Task
Go through the data below and copy it exactly, skipping every picture.

Supplied data
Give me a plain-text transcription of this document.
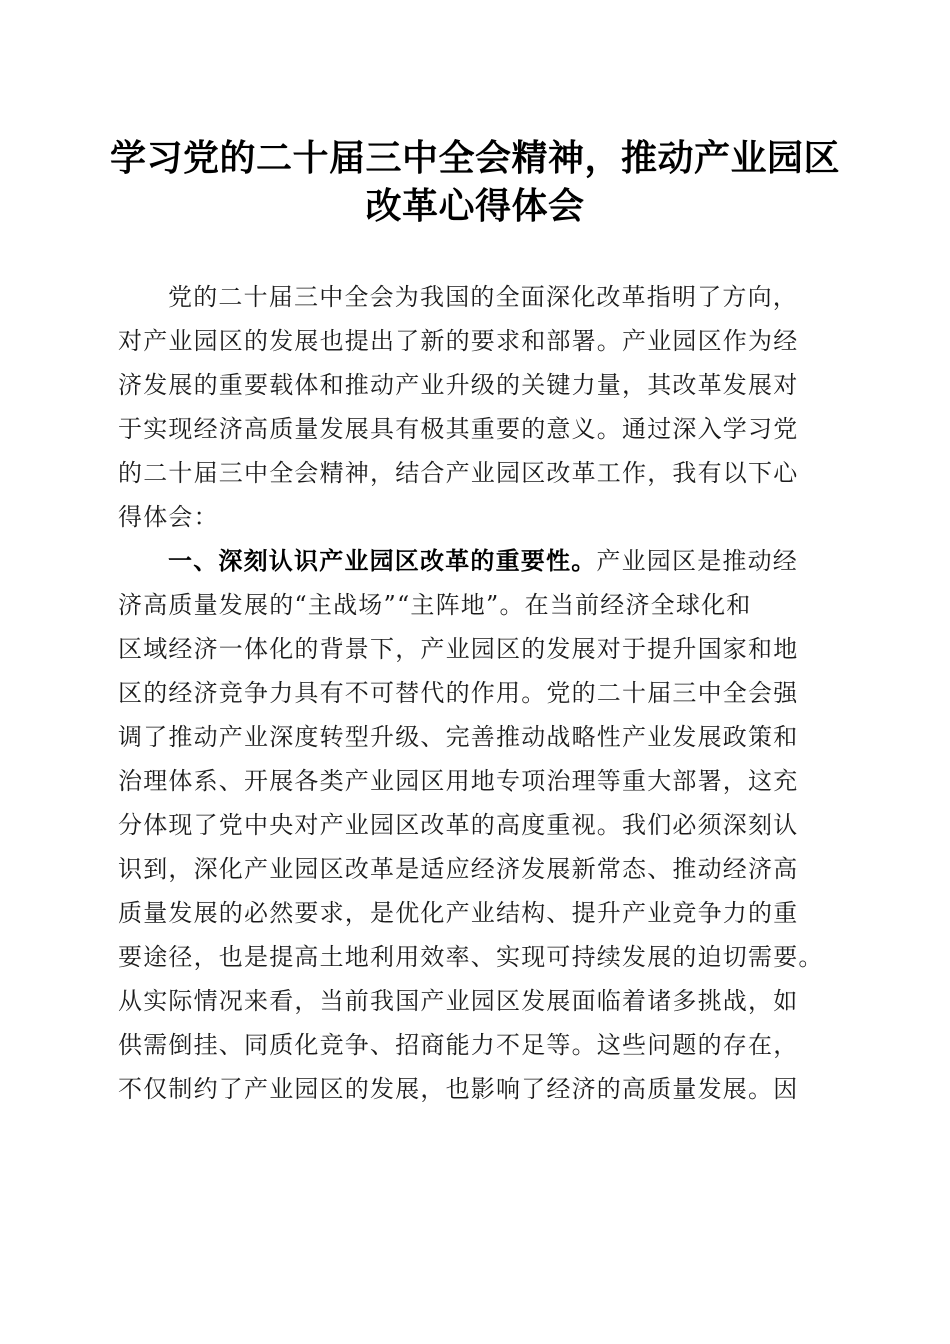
学习党的二十届三中全会精神，推动产业园区
改革心得体会
党的二十届三中全会为我国的全面深化改革指明了方向，
对产业园区的发展也提出了新的要求和部署。产业园区作为经
济发展的重要载体和推动产业升级的关键力量，其改革发展对
于实现经济高质量发展具有极其重要的意义。通过深入学习党
的二十届三中全会精神，结合产业园区改革工作，我有以下心
得体会：
一、深刻认识产业园区改革的重要性。产业园区是推动经
济高质量发展的“主战场”“主阵地”。在当前经济全球化和
区域经济一体化的背景下，产业园区的发展对于提升国家和地
区的经济竞争力具有不可替代的作用。党的二十届三中全会强
调了推动产业深度转型升级、完善推动战略性产业发展政策和
治理体系、开展各类产业园区用地专项治理等重大部署，这充
分体现了党中央对产业园区改革的高度重视。我们必须深刻认
识到，深化产业园区改革是适应经济发展新常态、推动经济高
质量发展的必然要求，是优化产业结构、提升产业竞争力的重
要途径，也是提高土地利用效率、实现可持续发展的迫切需要。
从实际情况来看，当前我国产业园区发展面临着诸多挑战，如
供需倒挂、同质化竞争、招商能力不足等。这些问题的存在，
不仅制约了产业园区的发展，也影响了经济的高质量发展。因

Written answer
Give me a plain-text transcription of this document.
学习党的二十届三中全会精神，推动产业园区
改革心得体会
党的二十届三中全会为我国的全面深化改革指明了方向，
对产业园区的发展也提出了新的要求和部署。产业园区作为经
济发展的重要载体和推动产业升级的关键力量，其改革发展对
于实现经济高质量发展具有极其重要的意义。通过深入学习党
的二十届三中全会精神，结合产业园区改革工作，我有以下心
得体会：
一、深刻认识产业园区改革的重要性。产业园区是推动经
济高质量发展的“主战场”“主阵地”。在当前经济全球化和
区域经济一体化的背景下，产业园区的发展对于提升国家和地
区的经济竞争力具有不可替代的作用。党的二十届三中全会强
调了推动产业深度转型升级、完善推动战略性产业发展政策和
治理体系、开展各类产业园区用地专项治理等重大部署，这充
分体现了党中央对产业园区改革的高度重视。我们必须深刻认
识到，深化产业园区改革是适应经济发展新常态、推动经济高
质量发展的必然要求，是优化产业结构、提升产业竞争力的重
要途径，也是提高土地利用效率、实现可持续发展的迫切需要。
从实际情况来看，当前我国产业园区发展面临着诸多挑战，如
供需倒挂、同质化竞争、招商能力不足等。这些问题的存在，
不仅制约了产业园区的发展，也影响了经济的高质量发展。因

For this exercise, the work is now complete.